(Dataset excerpt)

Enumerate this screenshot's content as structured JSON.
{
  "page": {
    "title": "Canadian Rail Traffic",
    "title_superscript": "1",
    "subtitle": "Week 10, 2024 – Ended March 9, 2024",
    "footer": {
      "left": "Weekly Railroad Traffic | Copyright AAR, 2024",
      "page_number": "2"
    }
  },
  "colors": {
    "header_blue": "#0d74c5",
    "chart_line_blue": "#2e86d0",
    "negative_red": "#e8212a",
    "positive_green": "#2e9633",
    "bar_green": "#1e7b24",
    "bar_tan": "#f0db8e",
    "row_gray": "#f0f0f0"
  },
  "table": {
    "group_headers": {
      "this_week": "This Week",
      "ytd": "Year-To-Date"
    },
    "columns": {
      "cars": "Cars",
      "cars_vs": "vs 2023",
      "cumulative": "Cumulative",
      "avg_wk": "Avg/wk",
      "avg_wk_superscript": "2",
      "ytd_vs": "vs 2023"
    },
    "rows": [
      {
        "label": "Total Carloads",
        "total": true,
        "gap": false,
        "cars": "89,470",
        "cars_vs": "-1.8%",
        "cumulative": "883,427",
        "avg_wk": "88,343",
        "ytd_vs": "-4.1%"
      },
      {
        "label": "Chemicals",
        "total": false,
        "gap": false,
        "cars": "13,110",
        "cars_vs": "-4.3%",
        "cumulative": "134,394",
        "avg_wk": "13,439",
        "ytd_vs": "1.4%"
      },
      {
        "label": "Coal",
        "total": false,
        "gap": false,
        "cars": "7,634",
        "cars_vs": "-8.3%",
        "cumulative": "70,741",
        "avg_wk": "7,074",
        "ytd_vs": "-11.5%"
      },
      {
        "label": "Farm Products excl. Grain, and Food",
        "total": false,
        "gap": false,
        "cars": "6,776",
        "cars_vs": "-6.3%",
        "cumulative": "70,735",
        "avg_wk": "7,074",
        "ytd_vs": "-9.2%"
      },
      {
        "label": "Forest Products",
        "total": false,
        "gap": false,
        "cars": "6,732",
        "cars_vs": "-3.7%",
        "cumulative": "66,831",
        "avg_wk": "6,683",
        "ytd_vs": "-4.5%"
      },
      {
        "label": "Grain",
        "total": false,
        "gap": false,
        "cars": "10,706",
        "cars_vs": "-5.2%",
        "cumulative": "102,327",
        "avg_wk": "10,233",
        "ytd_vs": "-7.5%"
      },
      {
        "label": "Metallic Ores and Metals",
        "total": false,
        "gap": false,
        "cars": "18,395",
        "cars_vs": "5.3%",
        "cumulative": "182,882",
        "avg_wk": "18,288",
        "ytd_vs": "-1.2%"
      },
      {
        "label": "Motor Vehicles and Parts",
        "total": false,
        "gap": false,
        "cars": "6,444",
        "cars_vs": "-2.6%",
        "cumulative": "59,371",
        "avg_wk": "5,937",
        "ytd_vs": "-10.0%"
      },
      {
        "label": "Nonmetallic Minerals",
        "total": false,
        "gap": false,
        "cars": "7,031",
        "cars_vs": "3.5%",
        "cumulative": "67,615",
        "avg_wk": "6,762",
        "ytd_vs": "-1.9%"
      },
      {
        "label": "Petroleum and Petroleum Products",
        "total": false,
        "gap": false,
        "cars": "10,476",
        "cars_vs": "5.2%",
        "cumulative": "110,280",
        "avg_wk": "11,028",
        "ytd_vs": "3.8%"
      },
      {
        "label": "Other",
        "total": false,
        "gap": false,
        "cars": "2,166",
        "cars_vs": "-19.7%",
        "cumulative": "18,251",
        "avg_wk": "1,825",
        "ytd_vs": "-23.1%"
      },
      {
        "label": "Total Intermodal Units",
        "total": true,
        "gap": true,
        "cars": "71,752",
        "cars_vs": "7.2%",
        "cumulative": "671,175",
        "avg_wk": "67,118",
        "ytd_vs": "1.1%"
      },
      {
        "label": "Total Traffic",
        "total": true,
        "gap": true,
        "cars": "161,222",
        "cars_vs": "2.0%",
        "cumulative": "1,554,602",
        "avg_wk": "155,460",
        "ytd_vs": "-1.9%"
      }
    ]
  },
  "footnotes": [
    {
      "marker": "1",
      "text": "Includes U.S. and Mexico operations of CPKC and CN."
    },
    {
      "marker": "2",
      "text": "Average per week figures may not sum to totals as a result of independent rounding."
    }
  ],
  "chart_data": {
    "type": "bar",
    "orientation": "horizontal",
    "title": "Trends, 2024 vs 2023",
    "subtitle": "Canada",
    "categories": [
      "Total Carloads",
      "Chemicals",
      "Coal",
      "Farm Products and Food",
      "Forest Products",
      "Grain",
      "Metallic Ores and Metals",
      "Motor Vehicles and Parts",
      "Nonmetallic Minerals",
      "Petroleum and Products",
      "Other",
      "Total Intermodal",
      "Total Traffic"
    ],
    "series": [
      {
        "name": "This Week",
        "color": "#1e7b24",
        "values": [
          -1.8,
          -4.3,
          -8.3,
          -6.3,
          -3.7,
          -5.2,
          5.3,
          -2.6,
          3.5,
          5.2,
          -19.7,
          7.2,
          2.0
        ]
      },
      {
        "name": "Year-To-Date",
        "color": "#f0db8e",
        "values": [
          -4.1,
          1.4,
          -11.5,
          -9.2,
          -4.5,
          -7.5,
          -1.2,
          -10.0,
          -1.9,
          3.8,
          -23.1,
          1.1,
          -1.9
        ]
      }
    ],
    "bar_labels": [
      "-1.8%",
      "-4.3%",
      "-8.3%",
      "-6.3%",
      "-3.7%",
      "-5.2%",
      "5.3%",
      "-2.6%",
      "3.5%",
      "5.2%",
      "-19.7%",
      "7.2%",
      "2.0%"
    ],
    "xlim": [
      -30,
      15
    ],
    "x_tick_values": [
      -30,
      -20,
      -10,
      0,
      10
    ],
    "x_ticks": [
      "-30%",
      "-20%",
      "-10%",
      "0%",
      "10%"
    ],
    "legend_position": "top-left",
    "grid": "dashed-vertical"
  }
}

Given exercise>
In the listing, find every line containing the word "text" and list it.

Task answer>
      "text": "Includes U.S. and Mexico operations of CPKC and CN."
      "text": "Average per week figures may not sum to totals as a result of independent rounding."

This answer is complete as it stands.